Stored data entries

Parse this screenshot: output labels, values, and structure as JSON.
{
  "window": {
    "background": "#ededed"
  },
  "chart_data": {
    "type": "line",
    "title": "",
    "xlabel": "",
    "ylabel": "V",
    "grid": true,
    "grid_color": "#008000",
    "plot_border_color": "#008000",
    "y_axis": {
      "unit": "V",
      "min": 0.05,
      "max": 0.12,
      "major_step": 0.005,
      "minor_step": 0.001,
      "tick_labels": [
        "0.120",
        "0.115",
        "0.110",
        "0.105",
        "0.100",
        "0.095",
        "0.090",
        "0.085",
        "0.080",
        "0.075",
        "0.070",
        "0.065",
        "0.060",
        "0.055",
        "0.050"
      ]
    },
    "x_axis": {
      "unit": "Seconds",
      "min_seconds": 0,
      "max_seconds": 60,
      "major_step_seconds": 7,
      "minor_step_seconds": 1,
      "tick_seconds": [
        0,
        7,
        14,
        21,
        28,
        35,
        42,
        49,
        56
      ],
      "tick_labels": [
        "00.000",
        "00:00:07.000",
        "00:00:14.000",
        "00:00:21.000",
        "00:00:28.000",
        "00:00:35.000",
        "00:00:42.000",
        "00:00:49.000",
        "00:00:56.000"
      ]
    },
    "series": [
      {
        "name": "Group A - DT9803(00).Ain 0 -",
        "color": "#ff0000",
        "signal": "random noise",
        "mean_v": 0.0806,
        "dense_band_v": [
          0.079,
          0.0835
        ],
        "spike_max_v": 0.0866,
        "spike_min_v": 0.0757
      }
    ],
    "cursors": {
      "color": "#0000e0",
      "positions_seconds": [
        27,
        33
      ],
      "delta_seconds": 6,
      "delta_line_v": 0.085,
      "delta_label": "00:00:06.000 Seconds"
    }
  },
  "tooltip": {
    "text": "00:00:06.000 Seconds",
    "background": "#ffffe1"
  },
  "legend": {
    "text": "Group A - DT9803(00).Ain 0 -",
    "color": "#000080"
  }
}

==

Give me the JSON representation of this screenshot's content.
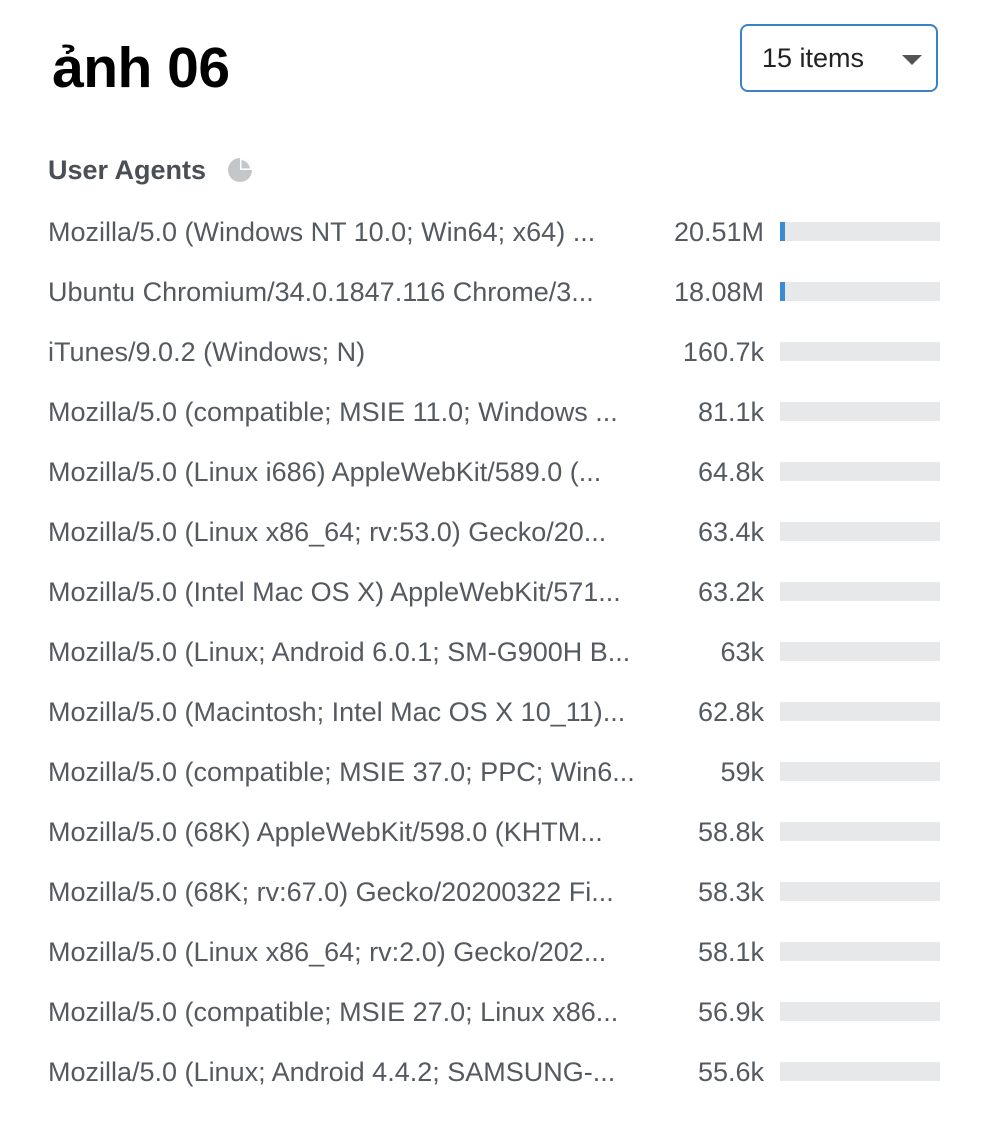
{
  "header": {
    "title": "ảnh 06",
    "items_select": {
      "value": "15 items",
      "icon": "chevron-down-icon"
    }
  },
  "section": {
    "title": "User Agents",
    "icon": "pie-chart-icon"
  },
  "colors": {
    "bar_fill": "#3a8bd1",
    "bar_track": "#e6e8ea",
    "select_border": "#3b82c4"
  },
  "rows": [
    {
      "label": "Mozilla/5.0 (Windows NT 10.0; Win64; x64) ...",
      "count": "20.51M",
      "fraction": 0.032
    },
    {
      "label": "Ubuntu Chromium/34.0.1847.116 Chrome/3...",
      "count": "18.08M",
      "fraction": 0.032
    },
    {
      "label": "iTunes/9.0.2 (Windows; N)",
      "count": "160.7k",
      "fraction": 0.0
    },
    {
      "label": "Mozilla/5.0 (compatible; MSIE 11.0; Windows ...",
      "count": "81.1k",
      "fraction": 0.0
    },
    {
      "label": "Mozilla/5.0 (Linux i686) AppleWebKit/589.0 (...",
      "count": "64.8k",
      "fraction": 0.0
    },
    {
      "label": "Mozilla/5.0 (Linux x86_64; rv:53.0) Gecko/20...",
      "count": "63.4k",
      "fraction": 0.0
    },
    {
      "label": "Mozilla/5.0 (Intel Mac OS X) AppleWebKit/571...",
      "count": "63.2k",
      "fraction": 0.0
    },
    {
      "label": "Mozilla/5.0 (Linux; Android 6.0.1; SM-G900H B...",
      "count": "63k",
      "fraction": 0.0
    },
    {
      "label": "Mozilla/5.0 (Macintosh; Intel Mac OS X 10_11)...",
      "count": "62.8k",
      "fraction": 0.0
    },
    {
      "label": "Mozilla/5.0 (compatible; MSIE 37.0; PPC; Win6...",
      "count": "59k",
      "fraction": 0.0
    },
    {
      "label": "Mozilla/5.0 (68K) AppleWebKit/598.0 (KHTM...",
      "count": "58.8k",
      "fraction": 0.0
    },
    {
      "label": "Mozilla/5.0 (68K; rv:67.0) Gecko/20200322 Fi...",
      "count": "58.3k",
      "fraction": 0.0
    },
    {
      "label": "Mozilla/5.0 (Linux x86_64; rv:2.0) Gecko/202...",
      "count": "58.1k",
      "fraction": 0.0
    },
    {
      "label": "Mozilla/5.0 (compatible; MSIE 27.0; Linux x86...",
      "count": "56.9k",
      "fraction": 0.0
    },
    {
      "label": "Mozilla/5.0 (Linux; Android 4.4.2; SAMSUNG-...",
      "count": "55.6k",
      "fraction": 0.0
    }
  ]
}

▶ What you need to do: Find "Android". Copy every line it occurs in.

▶ Output for this task:
      "label": "Mozilla/5.0 (Linux; Android 6.0.1; SM-G900H B...",
      "label": "Mozilla/5.0 (Linux; Android 4.4.2; SAMSUNG-...",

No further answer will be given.